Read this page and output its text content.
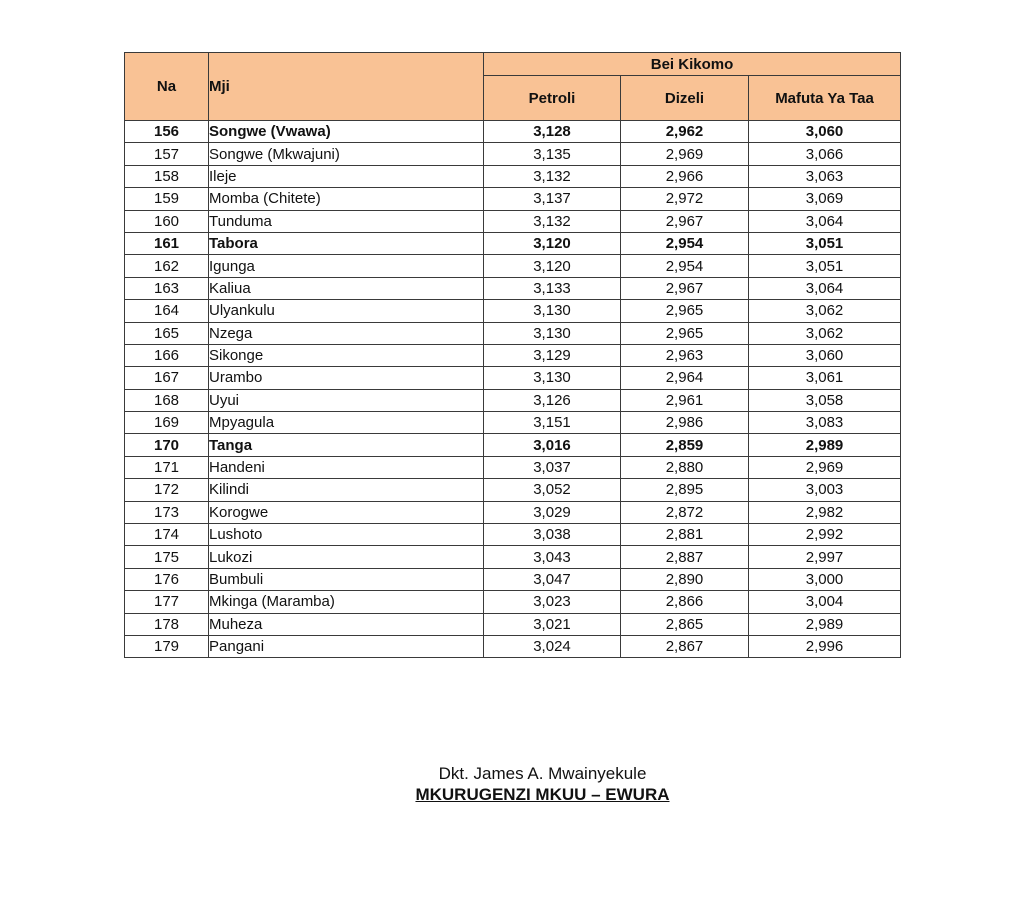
Na	Mji	Bei Kikomo		
		Petroli	Dizeli	Mafuta Ya Taa
156	Songwe (Vwawa)	3,128	2,962	3,060
157	Songwe (Mkwajuni)	3,135	2,969	3,066
158	Ileje	3,132	2,966	3,063
159	Momba (Chitete)	3,137	2,972	3,069
160	Tunduma	3,132	2,967	3,064
161	Tabora	3,120	2,954	3,051
162	Igunga	3,120	2,954	3,051
163	Kaliua	3,133	2,967	3,064
164	Ulyankulu	3,130	2,965	3,062
165	Nzega	3,130	2,965	3,062
166	Sikonge	3,129	2,963	3,060
167	Urambo	3,130	2,964	3,061
168	Uyui	3,126	2,961	3,058
169	Mpyagula	3,151	2,986	3,083
170	Tanga	3,016	2,859	2,989
171	Handeni	3,037	2,880	2,969
172	Kilindi	3,052	2,895	3,003
173	Korogwe	3,029	2,872	2,982
174	Lushoto	3,038	2,881	2,992
175	Lukozi	3,043	2,887	2,997
176	Bumbuli	3,047	2,890	3,000
177	Mkinga (Maramba)	3,023	2,866	3,004
178	Muheza	3,021	2,865	2,989
179	Pangani	3,024	2,867	2,996
Dkt. James A. Mwainyekule
MKURUGENZI MKUU – EWURA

________________________

> _What you need to do_:
Only lines with the string "Songwe" belong in your answer; copy each one.

> _In response_:
156	Songwe (Vwawa)	3,128	2,962	3,060
157	Songwe (Mkwajuni)	3,135	2,969	3,066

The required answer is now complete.